Start of Information supplied
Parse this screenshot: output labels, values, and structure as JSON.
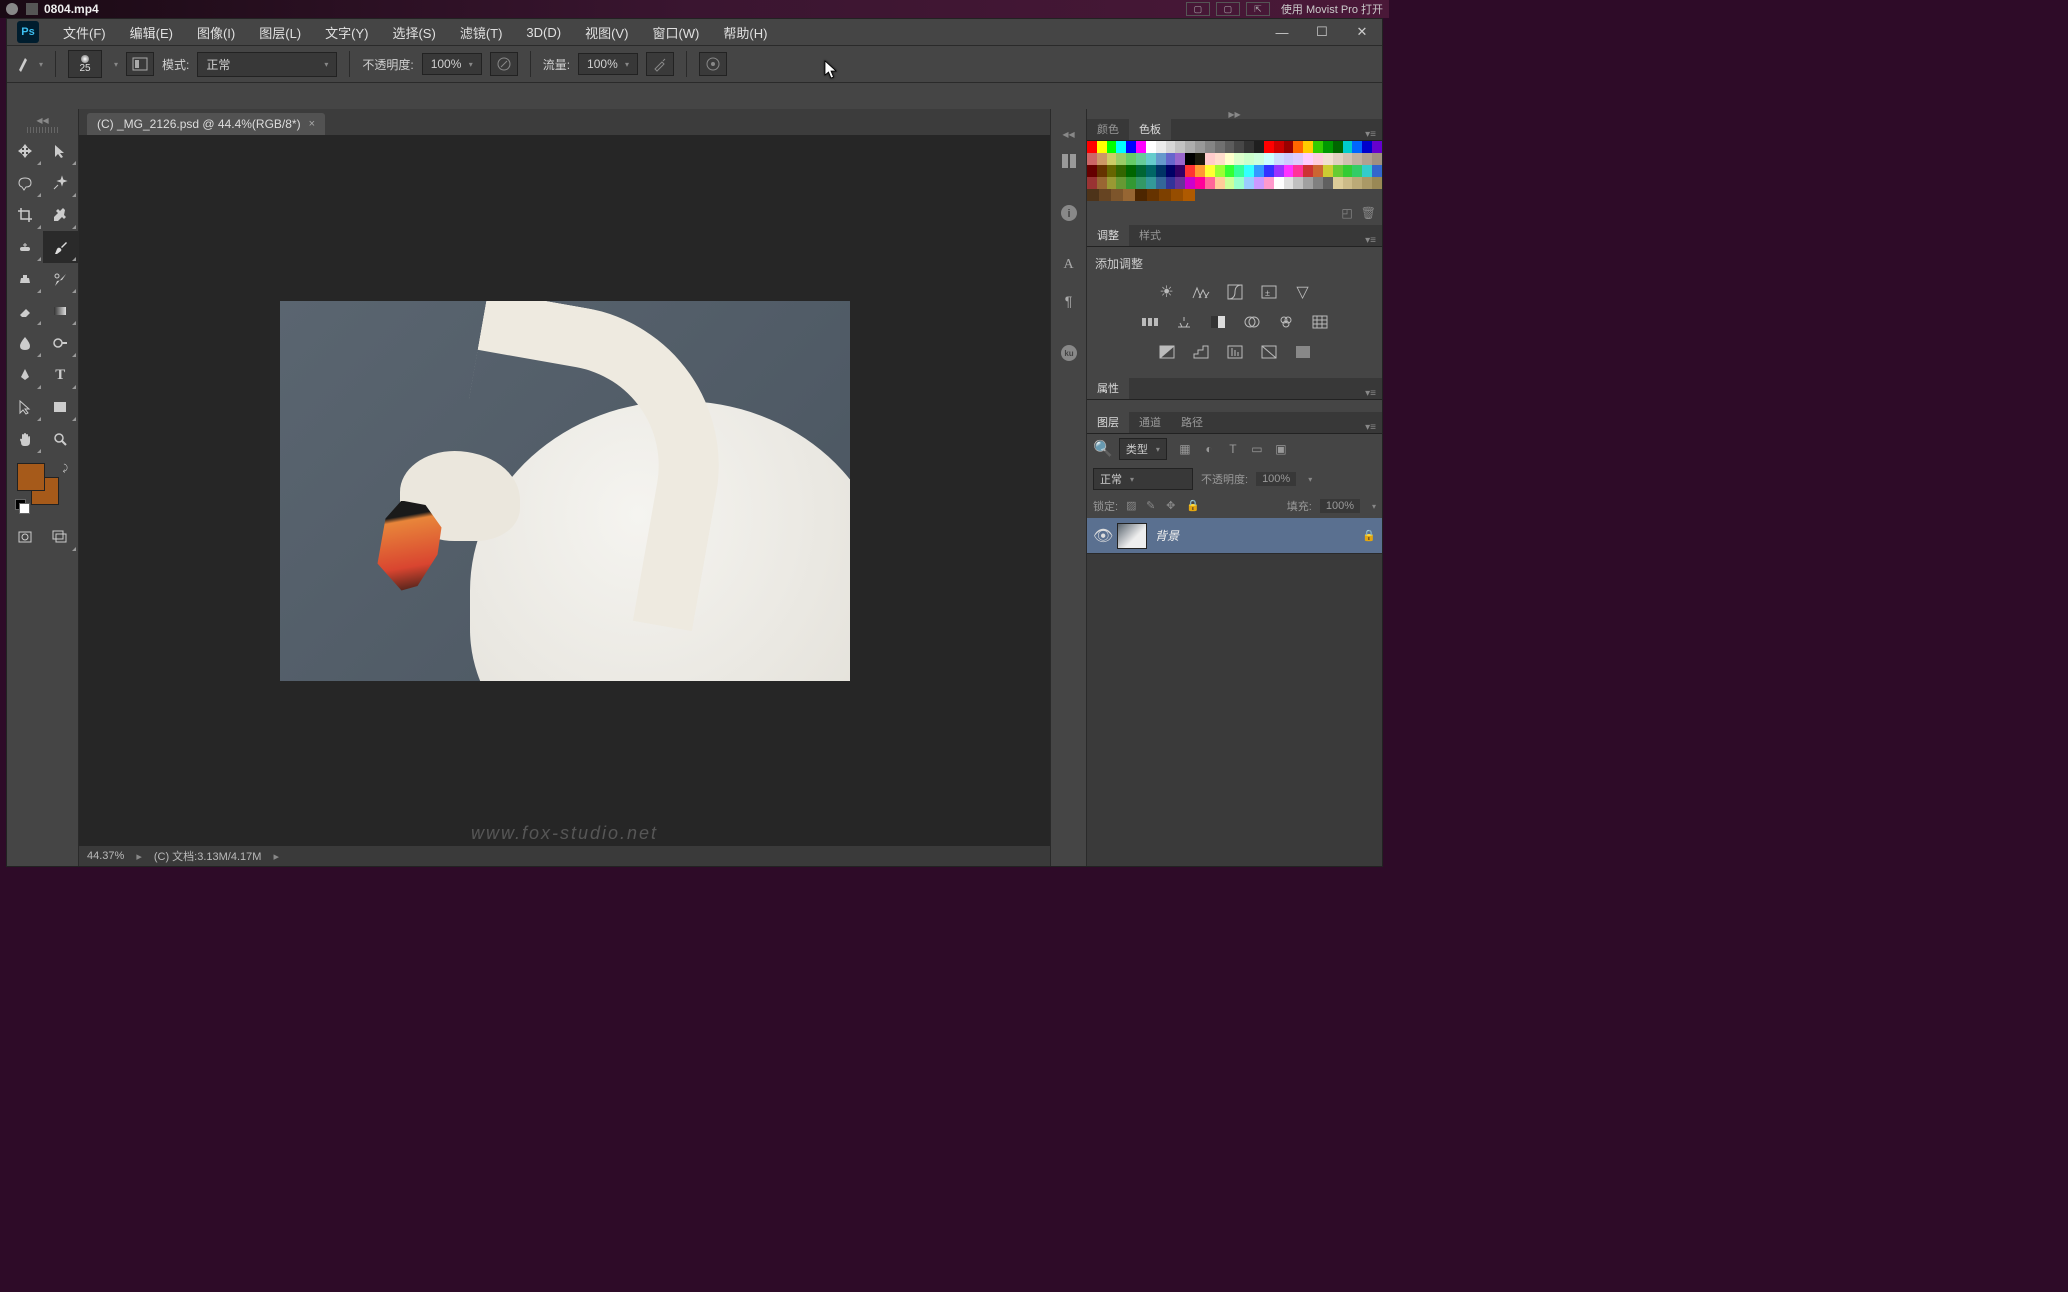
{
  "os": {
    "filename": "0804.mp4",
    "movist": "使用 Movist Pro 打开"
  },
  "window": {
    "logo": "Ps"
  },
  "menus": [
    "文件(F)",
    "编辑(E)",
    "图像(I)",
    "图层(L)",
    "文字(Y)",
    "选择(S)",
    "滤镜(T)",
    "3D(D)",
    "视图(V)",
    "窗口(W)",
    "帮助(H)"
  ],
  "options": {
    "brush_size": "25",
    "mode_label": "模式:",
    "mode_value": "正常",
    "opacity_label": "不透明度:",
    "opacity_value": "100%",
    "flow_label": "流量:",
    "flow_value": "100%"
  },
  "doc": {
    "tab": "(C) _MG_2126.psd @ 44.4%(RGB/8*)",
    "zoom": "44.37%",
    "docinfo": "(C) 文档:3.13M/4.17M",
    "watermark": "www.fox-studio.net"
  },
  "colors": {
    "fg": "#a65a1a",
    "bg": "#a65a1a"
  },
  "panels": {
    "color_tab": "颜色",
    "swatches_tab": "色板",
    "adjust_tab": "调整",
    "styles_tab": "样式",
    "adjust_title": "添加调整",
    "properties_tab": "属性",
    "layers_tab": "图层",
    "channels_tab": "通道",
    "paths_tab": "路径"
  },
  "layers": {
    "filter_label": "类型",
    "blend_mode": "正常",
    "opacity_label": "不透明度:",
    "opacity_value": "100%",
    "lock_label": "锁定:",
    "fill_label": "填充:",
    "fill_value": "100%",
    "bg_layer": "背景"
  },
  "swatches": {
    "rows": [
      [
        "#ff0000",
        "#ffff00",
        "#00ff00",
        "#00ffff",
        "#0000ff",
        "#ff00ff",
        "#ffffff",
        "#ebebeb",
        "#d6d6d6",
        "#c2c2c2",
        "#adadad",
        "#999999",
        "#858585",
        "#707070",
        "#5c5c5c",
        "#474747",
        "#333333",
        "#1f1f1f",
        "#ff0000",
        "#cc0000",
        "#990000",
        "#ff6600",
        "#ffcc00",
        "#33cc00",
        "#009900",
        "#006600",
        "#00cccc",
        "#0066ff",
        "#0000cc",
        "#6600cc"
      ],
      [
        "#cc6666",
        "#cc9966",
        "#cccc66",
        "#99cc66",
        "#66cc66",
        "#66cc99",
        "#66cccc",
        "#6699cc",
        "#6666cc",
        "#9966cc",
        "#000000",
        "#1a1a0d",
        "#ffcccc",
        "#ffddcc",
        "#ffffcc",
        "#ddffcc",
        "#ccffcc",
        "#ccffdd",
        "#ccffff",
        "#ccddff",
        "#ccccff",
        "#ddccff",
        "#ffccff",
        "#ffccdd",
        "#f0e0d0",
        "#e0d0c0",
        "#d0c0b0",
        "#c0b0a0",
        "#b0a090",
        "#a09080"
      ],
      [
        "#660000",
        "#663300",
        "#666600",
        "#336600",
        "#006600",
        "#006633",
        "#006666",
        "#003366",
        "#000066",
        "#330066",
        "#ff3333",
        "#ff9933",
        "#ffff33",
        "#99ff33",
        "#33ff33",
        "#33ff99",
        "#33ffff",
        "#3399ff",
        "#3333ff",
        "#9933ff",
        "#ff33ff",
        "#ff3399",
        "#cc3333",
        "#cc6633",
        "#cccc33",
        "#66cc33",
        "#33cc33",
        "#33cc66",
        "#33cccc",
        "#3366cc"
      ],
      [
        "#993333",
        "#996633",
        "#999933",
        "#669933",
        "#339933",
        "#339966",
        "#339999",
        "#336699",
        "#333399",
        "#663399",
        "#cc00cc",
        "#ff0099",
        "#ff6699",
        "#ffcc99",
        "#ccff99",
        "#99ffcc",
        "#99ccff",
        "#cc99ff",
        "#ff99cc",
        "#ffffff",
        "#e0e0e0",
        "#c0c0c0",
        "#a0a0a0",
        "#808080",
        "#606060",
        "#ddcc99",
        "#ccbb88",
        "#bbaa77",
        "#aa9966",
        "#998855"
      ],
      [
        "#4d3319",
        "#664422",
        "#7d552b",
        "#966633",
        "#4d2600",
        "#663300",
        "#7d4000",
        "#964d00",
        "#af5a00"
      ]
    ]
  }
}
End of Information supplied
→ **Task brief**
Restate the whole listing above exactly, please, omitting every image.

→ **The answer**
Parse this screenshot: output labels, values, and structure as JSON.
{
  "os": {
    "filename": "0804.mp4",
    "movist": "使用 Movist Pro 打开"
  },
  "window": {
    "logo": "Ps"
  },
  "menus": [
    "文件(F)",
    "编辑(E)",
    "图像(I)",
    "图层(L)",
    "文字(Y)",
    "选择(S)",
    "滤镜(T)",
    "3D(D)",
    "视图(V)",
    "窗口(W)",
    "帮助(H)"
  ],
  "options": {
    "brush_size": "25",
    "mode_label": "模式:",
    "mode_value": "正常",
    "opacity_label": "不透明度:",
    "opacity_value": "100%",
    "flow_label": "流量:",
    "flow_value": "100%"
  },
  "doc": {
    "tab": "(C) _MG_2126.psd @ 44.4%(RGB/8*)",
    "zoom": "44.37%",
    "docinfo": "(C) 文档:3.13M/4.17M",
    "watermark": "www.fox-studio.net"
  },
  "colors": {
    "fg": "#a65a1a",
    "bg": "#a65a1a"
  },
  "panels": {
    "color_tab": "颜色",
    "swatches_tab": "色板",
    "adjust_tab": "调整",
    "styles_tab": "样式",
    "adjust_title": "添加调整",
    "properties_tab": "属性",
    "layers_tab": "图层",
    "channels_tab": "通道",
    "paths_tab": "路径"
  },
  "layers": {
    "filter_label": "类型",
    "blend_mode": "正常",
    "opacity_label": "不透明度:",
    "opacity_value": "100%",
    "lock_label": "锁定:",
    "fill_label": "填充:",
    "fill_value": "100%",
    "bg_layer": "背景"
  },
  "swatches": {
    "rows": [
      [
        "#ff0000",
        "#ffff00",
        "#00ff00",
        "#00ffff",
        "#0000ff",
        "#ff00ff",
        "#ffffff",
        "#ebebeb",
        "#d6d6d6",
        "#c2c2c2",
        "#adadad",
        "#999999",
        "#858585",
        "#707070",
        "#5c5c5c",
        "#474747",
        "#333333",
        "#1f1f1f",
        "#ff0000",
        "#cc0000",
        "#990000",
        "#ff6600",
        "#ffcc00",
        "#33cc00",
        "#009900",
        "#006600",
        "#00cccc",
        "#0066ff",
        "#0000cc",
        "#6600cc"
      ],
      [
        "#cc6666",
        "#cc9966",
        "#cccc66",
        "#99cc66",
        "#66cc66",
        "#66cc99",
        "#66cccc",
        "#6699cc",
        "#6666cc",
        "#9966cc",
        "#000000",
        "#1a1a0d",
        "#ffcccc",
        "#ffddcc",
        "#ffffcc",
        "#ddffcc",
        "#ccffcc",
        "#ccffdd",
        "#ccffff",
        "#ccddff",
        "#ccccff",
        "#ddccff",
        "#ffccff",
        "#ffccdd",
        "#f0e0d0",
        "#e0d0c0",
        "#d0c0b0",
        "#c0b0a0",
        "#b0a090",
        "#a09080"
      ],
      [
        "#660000",
        "#663300",
        "#666600",
        "#336600",
        "#006600",
        "#006633",
        "#006666",
        "#003366",
        "#000066",
        "#330066",
        "#ff3333",
        "#ff9933",
        "#ffff33",
        "#99ff33",
        "#33ff33",
        "#33ff99",
        "#33ffff",
        "#3399ff",
        "#3333ff",
        "#9933ff",
        "#ff33ff",
        "#ff3399",
        "#cc3333",
        "#cc6633",
        "#cccc33",
        "#66cc33",
        "#33cc33",
        "#33cc66",
        "#33cccc",
        "#3366cc"
      ],
      [
        "#993333",
        "#996633",
        "#999933",
        "#669933",
        "#339933",
        "#339966",
        "#339999",
        "#336699",
        "#333399",
        "#663399",
        "#cc00cc",
        "#ff0099",
        "#ff6699",
        "#ffcc99",
        "#ccff99",
        "#99ffcc",
        "#99ccff",
        "#cc99ff",
        "#ff99cc",
        "#ffffff",
        "#e0e0e0",
        "#c0c0c0",
        "#a0a0a0",
        "#808080",
        "#606060",
        "#ddcc99",
        "#ccbb88",
        "#bbaa77",
        "#aa9966",
        "#998855"
      ],
      [
        "#4d3319",
        "#664422",
        "#7d552b",
        "#966633",
        "#4d2600",
        "#663300",
        "#7d4000",
        "#964d00",
        "#af5a00"
      ]
    ]
  }
}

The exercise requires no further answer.